分析用テキスト:
#####
FITS エコノミックレポート

日米金利差縮小傾向からドル/円の上値も重い!

 

ドル/円相場(黒破線)では、日米金利差だけが変動要因ではない。ただ、日米金利差拡大時ではドル高・円安になりやすい一方で、金利差縮小時ではドル安・円高になりやすい傾向がある。

このところのドル/円の上値の重さも日米金利差の動向から分析してみる。

日米2年債金利差(赤線)では、6月に開催された連邦準備理事会(FRB)が連邦公開市場委員会(FOMC)で市場の予想通り大規模緩和の据え置きを決定した。ただ、同時に発表されたメンバー予測において、成長、インフレを引き上げ、利上げの時期の予想が前倒しされたため早期緩和縮小観測が強まり、米2年債が売られ利回りが急上昇したことで、日米金利差が拡大した。そして、6月25日には日米金利差0.387%まで拡大した。その後、7月8日に東京都に4度目の緊急事態宣言が発動されたことを受けて新型コロナウイルス変異型感染拡大が世界経済の回復を抑制するとの思惑から2年債に買いが入り金利は低下した。ただ、7月13日には米6月消費者物価指数(CPI)が予想を上回ったほか、米財務省が実施した30年債入札が不調だったことで再び債券が売られ金利差0.386%まで拡大した。しかし、新型コロナウイルス変異株流行で、世界経済の回復を抑制するとの懸念が広がりリスク回避の動きから2年債金利は低下した。6月に入ってから、米2年債は売買材料に対して非常に敏感な動きとなっている。7月28日終値では、日米金利差は0.336%で推移している。
#####
保存データ:

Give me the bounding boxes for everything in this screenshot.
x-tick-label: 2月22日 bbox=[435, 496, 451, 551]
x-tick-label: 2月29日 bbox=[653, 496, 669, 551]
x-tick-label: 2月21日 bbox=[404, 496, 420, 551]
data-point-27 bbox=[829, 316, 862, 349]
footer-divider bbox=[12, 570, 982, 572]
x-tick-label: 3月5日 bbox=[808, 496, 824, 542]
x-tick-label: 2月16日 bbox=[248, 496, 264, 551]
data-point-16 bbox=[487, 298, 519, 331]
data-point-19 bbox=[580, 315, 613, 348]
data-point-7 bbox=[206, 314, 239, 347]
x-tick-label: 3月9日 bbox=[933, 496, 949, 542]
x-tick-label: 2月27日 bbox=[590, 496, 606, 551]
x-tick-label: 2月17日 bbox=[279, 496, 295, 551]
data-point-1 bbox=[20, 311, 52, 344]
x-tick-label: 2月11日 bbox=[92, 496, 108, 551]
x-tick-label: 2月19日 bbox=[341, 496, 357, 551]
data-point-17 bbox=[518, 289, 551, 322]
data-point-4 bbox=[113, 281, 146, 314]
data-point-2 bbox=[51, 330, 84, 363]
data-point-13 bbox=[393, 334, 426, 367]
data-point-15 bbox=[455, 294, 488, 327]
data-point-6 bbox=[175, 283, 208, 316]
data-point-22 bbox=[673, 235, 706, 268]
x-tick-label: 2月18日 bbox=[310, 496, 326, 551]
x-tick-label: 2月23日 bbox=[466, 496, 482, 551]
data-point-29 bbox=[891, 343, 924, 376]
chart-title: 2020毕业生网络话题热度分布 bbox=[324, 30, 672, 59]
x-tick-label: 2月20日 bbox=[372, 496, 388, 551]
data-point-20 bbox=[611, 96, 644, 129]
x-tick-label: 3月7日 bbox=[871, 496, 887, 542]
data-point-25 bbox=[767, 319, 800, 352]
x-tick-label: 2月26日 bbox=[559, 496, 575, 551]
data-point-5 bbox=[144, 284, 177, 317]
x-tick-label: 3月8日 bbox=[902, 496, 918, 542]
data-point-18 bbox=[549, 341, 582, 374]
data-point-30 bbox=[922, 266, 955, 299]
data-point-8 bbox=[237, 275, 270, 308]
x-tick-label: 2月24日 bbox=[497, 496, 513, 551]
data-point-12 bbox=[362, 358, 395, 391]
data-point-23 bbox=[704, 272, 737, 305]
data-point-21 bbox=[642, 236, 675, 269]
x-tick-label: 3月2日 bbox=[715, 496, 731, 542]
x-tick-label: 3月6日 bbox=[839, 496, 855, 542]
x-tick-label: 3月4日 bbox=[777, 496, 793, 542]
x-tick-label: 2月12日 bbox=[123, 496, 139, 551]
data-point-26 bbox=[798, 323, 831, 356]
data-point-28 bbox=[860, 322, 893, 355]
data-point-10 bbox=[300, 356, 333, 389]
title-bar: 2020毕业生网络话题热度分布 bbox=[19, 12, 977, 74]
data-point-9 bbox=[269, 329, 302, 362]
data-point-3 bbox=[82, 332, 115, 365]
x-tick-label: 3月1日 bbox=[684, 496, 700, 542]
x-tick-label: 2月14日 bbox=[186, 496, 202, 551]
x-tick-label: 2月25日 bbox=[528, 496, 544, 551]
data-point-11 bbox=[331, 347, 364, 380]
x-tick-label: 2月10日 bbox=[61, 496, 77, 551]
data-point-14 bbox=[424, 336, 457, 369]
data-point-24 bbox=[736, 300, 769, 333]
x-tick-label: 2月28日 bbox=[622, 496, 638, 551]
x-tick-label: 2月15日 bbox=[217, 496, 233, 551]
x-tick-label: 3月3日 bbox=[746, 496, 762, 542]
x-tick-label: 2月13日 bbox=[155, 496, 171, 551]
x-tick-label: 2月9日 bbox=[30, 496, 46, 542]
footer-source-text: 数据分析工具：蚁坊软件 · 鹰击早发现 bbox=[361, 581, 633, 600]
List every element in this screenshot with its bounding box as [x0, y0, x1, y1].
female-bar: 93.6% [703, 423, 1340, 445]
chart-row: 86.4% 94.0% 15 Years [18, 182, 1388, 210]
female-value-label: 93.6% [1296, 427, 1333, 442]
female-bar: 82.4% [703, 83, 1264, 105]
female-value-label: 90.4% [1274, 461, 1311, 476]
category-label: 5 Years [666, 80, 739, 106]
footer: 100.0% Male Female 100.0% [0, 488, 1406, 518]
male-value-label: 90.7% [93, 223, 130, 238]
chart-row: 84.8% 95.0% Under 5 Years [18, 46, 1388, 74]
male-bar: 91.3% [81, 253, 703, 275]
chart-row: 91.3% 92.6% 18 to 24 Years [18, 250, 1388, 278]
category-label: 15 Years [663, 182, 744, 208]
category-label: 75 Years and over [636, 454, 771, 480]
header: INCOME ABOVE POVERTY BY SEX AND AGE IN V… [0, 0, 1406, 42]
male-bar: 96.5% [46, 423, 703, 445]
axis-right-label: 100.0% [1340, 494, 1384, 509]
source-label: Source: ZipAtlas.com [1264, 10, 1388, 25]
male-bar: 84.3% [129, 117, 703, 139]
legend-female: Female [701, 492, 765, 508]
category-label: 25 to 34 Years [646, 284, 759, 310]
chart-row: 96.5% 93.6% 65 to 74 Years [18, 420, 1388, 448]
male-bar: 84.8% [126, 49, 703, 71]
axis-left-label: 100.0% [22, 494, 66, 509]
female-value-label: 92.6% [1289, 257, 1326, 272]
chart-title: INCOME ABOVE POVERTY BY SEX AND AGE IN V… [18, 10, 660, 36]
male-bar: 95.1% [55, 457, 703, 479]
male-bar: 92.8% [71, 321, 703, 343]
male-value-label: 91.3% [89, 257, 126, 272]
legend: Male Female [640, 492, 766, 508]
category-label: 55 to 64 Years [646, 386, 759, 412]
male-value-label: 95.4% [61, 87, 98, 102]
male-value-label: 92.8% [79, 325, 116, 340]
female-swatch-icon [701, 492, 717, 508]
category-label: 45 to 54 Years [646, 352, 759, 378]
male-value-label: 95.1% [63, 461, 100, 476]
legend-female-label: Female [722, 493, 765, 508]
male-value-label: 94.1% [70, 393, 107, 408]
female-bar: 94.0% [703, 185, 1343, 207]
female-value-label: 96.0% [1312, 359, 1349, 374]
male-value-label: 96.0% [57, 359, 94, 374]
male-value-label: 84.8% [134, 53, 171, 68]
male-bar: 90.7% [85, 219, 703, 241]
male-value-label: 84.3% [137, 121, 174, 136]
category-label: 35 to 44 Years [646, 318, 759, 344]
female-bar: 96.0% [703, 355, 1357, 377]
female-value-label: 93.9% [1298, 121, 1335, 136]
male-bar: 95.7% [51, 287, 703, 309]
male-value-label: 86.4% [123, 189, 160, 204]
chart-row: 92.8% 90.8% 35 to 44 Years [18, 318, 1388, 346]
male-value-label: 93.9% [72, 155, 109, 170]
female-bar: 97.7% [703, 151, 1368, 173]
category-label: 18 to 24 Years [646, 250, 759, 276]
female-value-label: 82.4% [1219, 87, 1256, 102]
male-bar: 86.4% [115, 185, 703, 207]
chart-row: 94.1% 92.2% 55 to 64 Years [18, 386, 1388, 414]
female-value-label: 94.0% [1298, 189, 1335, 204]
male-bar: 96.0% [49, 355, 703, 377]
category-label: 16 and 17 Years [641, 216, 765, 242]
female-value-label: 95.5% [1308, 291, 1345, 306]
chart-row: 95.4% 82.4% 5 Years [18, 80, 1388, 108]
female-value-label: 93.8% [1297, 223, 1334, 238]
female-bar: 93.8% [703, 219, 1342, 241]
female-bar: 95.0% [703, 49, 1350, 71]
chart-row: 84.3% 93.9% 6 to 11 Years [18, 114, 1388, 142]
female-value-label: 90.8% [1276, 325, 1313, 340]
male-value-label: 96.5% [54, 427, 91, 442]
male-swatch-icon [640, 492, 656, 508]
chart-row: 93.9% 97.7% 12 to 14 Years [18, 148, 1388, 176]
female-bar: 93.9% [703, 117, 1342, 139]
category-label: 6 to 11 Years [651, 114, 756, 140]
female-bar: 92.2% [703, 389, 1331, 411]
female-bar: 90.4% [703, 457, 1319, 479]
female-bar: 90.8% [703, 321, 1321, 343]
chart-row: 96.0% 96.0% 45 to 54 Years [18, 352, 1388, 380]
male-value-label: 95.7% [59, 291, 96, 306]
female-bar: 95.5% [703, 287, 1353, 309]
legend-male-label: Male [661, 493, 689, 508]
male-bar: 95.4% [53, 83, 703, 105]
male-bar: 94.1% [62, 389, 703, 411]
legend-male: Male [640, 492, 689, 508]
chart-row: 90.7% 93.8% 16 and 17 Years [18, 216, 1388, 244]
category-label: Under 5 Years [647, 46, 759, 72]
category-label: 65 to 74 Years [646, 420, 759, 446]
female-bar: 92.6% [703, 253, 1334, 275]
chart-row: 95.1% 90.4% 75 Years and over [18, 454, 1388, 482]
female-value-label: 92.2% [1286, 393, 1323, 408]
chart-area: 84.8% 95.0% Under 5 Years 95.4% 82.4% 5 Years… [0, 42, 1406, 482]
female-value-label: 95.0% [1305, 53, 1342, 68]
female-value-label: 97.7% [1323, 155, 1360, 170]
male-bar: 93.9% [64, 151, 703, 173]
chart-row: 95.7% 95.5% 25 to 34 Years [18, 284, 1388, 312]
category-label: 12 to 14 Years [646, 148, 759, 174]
#####
課題の説明: 日米金利差とドル/円相場について述べた文章を、最後の文の直後から書き継ぐ。

記述解答:
 

日米10年債金利差(青線)では、1月4日に0.896%だったが米国の景気回復期待と早期の米FRBによるテーパリングの思惑から、金利差拡大が続き3月31日には1.653%まで開いた。それに伴ってドル/円相場も金利差拡大に連動するように円安基調が続いた。ただ、その後は日米金利差は徐々に縮小傾向になっている。それは、米FRBが繰り返しインフレは一過性要因が影響していると発言している。また、労働市場の回復も程遠いとの見通しを繰り返し、辛抱強い姿勢を表明していることから、米長期金利である10年債金利が徐々に低下してきていることが主因である。

 

日米2年債金利差と日米10年債金利差ともに金利差が縮小傾向となっていることから、ドル/円の上値が重くなっていると思われる。

このまま、日米金利差が縮小していくようなら、円高進行しやすい地合いとなる。